Stored records:
============================================================

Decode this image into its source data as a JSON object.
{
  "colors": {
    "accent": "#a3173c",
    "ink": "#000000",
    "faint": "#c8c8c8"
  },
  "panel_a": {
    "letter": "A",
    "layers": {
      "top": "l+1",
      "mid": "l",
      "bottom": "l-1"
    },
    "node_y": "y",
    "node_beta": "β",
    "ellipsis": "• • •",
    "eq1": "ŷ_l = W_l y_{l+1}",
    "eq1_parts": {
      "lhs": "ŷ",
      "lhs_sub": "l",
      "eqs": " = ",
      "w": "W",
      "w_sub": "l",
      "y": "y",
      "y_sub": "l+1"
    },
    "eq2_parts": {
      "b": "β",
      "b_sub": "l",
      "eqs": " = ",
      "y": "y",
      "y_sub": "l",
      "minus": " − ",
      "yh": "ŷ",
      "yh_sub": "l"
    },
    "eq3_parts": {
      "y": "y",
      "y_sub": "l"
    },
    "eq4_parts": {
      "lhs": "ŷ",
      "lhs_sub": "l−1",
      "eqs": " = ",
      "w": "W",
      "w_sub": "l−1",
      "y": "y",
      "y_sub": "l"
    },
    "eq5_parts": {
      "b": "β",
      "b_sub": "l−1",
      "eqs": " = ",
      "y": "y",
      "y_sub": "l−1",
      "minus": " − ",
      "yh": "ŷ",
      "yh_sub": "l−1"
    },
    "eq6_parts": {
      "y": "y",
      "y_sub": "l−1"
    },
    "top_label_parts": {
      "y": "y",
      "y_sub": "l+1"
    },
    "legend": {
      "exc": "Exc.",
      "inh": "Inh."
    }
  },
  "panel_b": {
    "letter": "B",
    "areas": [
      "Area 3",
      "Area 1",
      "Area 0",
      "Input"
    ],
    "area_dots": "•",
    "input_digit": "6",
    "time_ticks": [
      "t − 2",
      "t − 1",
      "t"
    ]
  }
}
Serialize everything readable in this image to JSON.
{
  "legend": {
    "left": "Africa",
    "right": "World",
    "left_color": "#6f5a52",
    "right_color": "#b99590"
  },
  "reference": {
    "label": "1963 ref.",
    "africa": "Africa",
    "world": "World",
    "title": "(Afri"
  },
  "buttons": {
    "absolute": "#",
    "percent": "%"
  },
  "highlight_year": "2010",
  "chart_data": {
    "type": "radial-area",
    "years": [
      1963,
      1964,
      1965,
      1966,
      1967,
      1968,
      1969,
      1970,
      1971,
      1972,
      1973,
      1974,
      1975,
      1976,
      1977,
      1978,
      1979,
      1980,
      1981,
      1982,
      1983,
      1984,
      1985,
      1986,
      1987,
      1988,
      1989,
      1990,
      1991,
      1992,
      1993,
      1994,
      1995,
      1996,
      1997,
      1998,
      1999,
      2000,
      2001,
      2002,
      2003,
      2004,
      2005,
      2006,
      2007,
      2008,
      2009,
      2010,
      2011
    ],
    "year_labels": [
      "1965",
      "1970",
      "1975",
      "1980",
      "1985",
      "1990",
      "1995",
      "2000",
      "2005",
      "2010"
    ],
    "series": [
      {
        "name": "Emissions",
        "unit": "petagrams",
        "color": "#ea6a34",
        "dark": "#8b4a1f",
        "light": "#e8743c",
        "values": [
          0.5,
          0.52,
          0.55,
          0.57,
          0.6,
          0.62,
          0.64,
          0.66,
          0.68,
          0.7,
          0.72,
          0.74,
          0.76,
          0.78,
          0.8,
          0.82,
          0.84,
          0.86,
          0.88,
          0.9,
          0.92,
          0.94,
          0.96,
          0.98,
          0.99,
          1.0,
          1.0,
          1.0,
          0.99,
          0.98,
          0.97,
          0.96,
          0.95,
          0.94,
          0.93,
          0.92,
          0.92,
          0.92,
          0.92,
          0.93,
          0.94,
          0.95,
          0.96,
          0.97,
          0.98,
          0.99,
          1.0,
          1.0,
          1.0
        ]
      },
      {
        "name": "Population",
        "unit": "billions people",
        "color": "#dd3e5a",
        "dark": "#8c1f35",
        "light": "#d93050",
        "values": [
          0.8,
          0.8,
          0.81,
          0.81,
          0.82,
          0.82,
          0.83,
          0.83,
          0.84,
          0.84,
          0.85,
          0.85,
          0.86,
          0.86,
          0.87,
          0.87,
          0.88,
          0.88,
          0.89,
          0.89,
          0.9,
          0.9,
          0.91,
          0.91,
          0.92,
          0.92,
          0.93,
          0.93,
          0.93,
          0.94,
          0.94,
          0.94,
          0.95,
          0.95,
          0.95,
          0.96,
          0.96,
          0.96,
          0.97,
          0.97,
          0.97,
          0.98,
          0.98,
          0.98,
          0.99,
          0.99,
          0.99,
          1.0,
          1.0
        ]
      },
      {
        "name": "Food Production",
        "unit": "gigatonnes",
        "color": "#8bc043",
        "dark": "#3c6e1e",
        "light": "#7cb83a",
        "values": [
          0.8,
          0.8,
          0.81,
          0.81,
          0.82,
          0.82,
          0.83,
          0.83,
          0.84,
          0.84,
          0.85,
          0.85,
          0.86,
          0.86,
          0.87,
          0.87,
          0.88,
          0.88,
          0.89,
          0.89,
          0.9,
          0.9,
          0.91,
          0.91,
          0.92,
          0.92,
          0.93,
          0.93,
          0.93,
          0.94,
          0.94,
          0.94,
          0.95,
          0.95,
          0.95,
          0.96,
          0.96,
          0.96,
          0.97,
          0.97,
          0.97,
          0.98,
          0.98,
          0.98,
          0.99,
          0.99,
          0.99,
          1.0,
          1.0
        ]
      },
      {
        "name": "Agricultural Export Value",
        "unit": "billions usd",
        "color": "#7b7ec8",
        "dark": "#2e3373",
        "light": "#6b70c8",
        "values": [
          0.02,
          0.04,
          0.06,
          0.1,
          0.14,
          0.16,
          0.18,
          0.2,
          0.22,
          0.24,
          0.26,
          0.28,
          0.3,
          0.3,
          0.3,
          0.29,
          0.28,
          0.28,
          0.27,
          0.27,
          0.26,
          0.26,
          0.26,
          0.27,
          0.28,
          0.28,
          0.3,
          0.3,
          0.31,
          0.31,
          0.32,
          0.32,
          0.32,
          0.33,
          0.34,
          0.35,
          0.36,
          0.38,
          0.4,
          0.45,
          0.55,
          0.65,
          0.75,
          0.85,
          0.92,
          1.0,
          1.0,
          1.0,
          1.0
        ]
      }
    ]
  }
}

============================================================

● **Work instructions**
Return all of the above records exactly, leaving no line out.

● **Exercise result**
Decode this image into its source data as a JSON object.
{
  "colors": {
    "accent": "#a3173c",
    "ink": "#000000",
    "faint": "#c8c8c8"
  },
  "panel_a": {
    "letter": "A",
    "layers": {
      "top": "l+1",
      "mid": "l",
      "bottom": "l-1"
    },
    "node_y": "y",
    "node_beta": "β",
    "ellipsis": "• • •",
    "eq1": "ŷ_l = W_l y_{l+1}",
    "eq1_parts": {
      "lhs": "ŷ",
      "lhs_sub": "l",
      "eqs": " = ",
      "w": "W",
      "w_sub": "l",
      "y": "y",
      "y_sub": "l+1"
    },
    "eq2_parts": {
      "b": "β",
      "b_sub": "l",
      "eqs": " = ",
      "y": "y",
      "y_sub": "l",
      "minus": " − ",
      "yh": "ŷ",
      "yh_sub": "l"
    },
    "eq3_parts": {
      "y": "y",
      "y_sub": "l"
    },
    "eq4_parts": {
      "lhs": "ŷ",
      "lhs_sub": "l−1",
      "eqs": " = ",
      "w": "W",
      "w_sub": "l−1",
      "y": "y",
      "y_sub": "l"
    },
    "eq5_parts": {
      "b": "β",
      "b_sub": "l−1",
      "eqs": " = ",
      "y": "y",
      "y_sub": "l−1",
      "minus": " − ",
      "yh": "ŷ",
      "yh_sub": "l−1"
    },
    "eq6_parts": {
      "y": "y",
      "y_sub": "l−1"
    },
    "top_label_parts": {
      "y": "y",
      "y_sub": "l+1"
    },
    "legend": {
      "exc": "Exc.",
      "inh": "Inh."
    }
  },
  "panel_b": {
    "letter": "B",
    "areas": [
      "Area 3",
      "Area 1",
      "Area 0",
      "Input"
    ],
    "area_dots": "•",
    "input_digit": "6",
    "time_ticks": [
      "t − 2",
      "t − 1",
      "t"
    ]
  }
}
Serialize everything readable in this image to JSON.
{
  "legend": {
    "left": "Africa",
    "right": "World",
    "left_color": "#6f5a52",
    "right_color": "#b99590"
  },
  "reference": {
    "label": "1963 ref.",
    "africa": "Africa",
    "world": "World",
    "title": "(Afri"
  },
  "buttons": {
    "absolute": "#",
    "percent": "%"
  },
  "highlight_year": "2010",
  "chart_data": {
    "type": "radial-area",
    "years": [
      1963,
      1964,
      1965,
      1966,
      1967,
      1968,
      1969,
      1970,
      1971,
      1972,
      1973,
      1974,
      1975,
      1976,
      1977,
      1978,
      1979,
      1980,
      1981,
      1982,
      1983,
      1984,
      1985,
      1986,
      1987,
      1988,
      1989,
      1990,
      1991,
      1992,
      1993,
      1994,
      1995,
      1996,
      1997,
      1998,
      1999,
      2000,
      2001,
      2002,
      2003,
      2004,
      2005,
      2006,
      2007,
      2008,
      2009,
      2010,
      2011
    ],
    "year_labels": [
      "1965",
      "1970",
      "1975",
      "1980",
      "1985",
      "1990",
      "1995",
      "2000",
      "2005",
      "2010"
    ],
    "series": [
      {
        "name": "Emissions",
        "unit": "petagrams",
        "color": "#ea6a34",
        "dark": "#8b4a1f",
        "light": "#e8743c",
        "values": [
          0.5,
          0.52,
          0.55,
          0.57,
          0.6,
          0.62,
          0.64,
          0.66,
          0.68,
          0.7,
          0.72,
          0.74,
          0.76,
          0.78,
          0.8,
          0.82,
          0.84,
          0.86,
          0.88,
          0.9,
          0.92,
          0.94,
          0.96,
          0.98,
          0.99,
          1.0,
          1.0,
          1.0,
          0.99,
          0.98,
          0.97,
          0.96,
          0.95,
          0.94,
          0.93,
          0.92,
          0.92,
          0.92,
          0.92,
          0.93,
          0.94,
          0.95,
          0.96,
          0.97,
          0.98,
          0.99,
          1.0,
          1.0,
          1.0
        ]
      },
      {
        "name": "Population",
        "unit": "billions people",
        "color": "#dd3e5a",
        "dark": "#8c1f35",
        "light": "#d93050",
        "values": [
          0.8,
          0.8,
          0.81,
          0.81,
          0.82,
          0.82,
          0.83,
          0.83,
          0.84,
          0.84,
          0.85,
          0.85,
          0.86,
          0.86,
          0.87,
          0.87,
          0.88,
          0.88,
          0.89,
          0.89,
          0.9,
          0.9,
          0.91,
          0.91,
          0.92,
          0.92,
          0.93,
          0.93,
          0.93,
          0.94,
          0.94,
          0.94,
          0.95,
          0.95,
          0.95,
          0.96,
          0.96,
          0.96,
          0.97,
          0.97,
          0.97,
          0.98,
          0.98,
          0.98,
          0.99,
          0.99,
          0.99,
          1.0,
          1.0
        ]
      },
      {
        "name": "Food Production",
        "unit": "gigatonnes",
        "color": "#8bc043",
        "dark": "#3c6e1e",
        "light": "#7cb83a",
        "values": [
          0.8,
          0.8,
          0.81,
          0.81,
          0.82,
          0.82,
          0.83,
          0.83,
          0.84,
          0.84,
          0.85,
          0.85,
          0.86,
          0.86,
          0.87,
          0.87,
          0.88,
          0.88,
          0.89,
          0.89,
          0.9,
          0.9,
          0.91,
          0.91,
          0.92,
          0.92,
          0.93,
          0.93,
          0.93,
          0.94,
          0.94,
          0.94,
          0.95,
          0.95,
          0.95,
          0.96,
          0.96,
          0.96,
          0.97,
          0.97,
          0.97,
          0.98,
          0.98,
          0.98,
          0.99,
          0.99,
          0.99,
          1.0,
          1.0
        ]
      },
      {
        "name": "Agricultural Export Value",
        "unit": "billions usd",
        "color": "#7b7ec8",
        "dark": "#2e3373",
        "light": "#6b70c8",
        "values": [
          0.02,
          0.04,
          0.06,
          0.1,
          0.14,
          0.16,
          0.18,
          0.2,
          0.22,
          0.24,
          0.26,
          0.28,
          0.3,
          0.3,
          0.3,
          0.29,
          0.28,
          0.28,
          0.27,
          0.27,
          0.26,
          0.26,
          0.26,
          0.27,
          0.28,
          0.28,
          0.3,
          0.3,
          0.31,
          0.31,
          0.32,
          0.32,
          0.32,
          0.33,
          0.34,
          0.35,
          0.36,
          0.38,
          0.4,
          0.45,
          0.55,
          0.65,
          0.75,
          0.85,
          0.92,
          1.0,
          1.0,
          1.0,
          1.0
        ]
      }
    ]
  }
}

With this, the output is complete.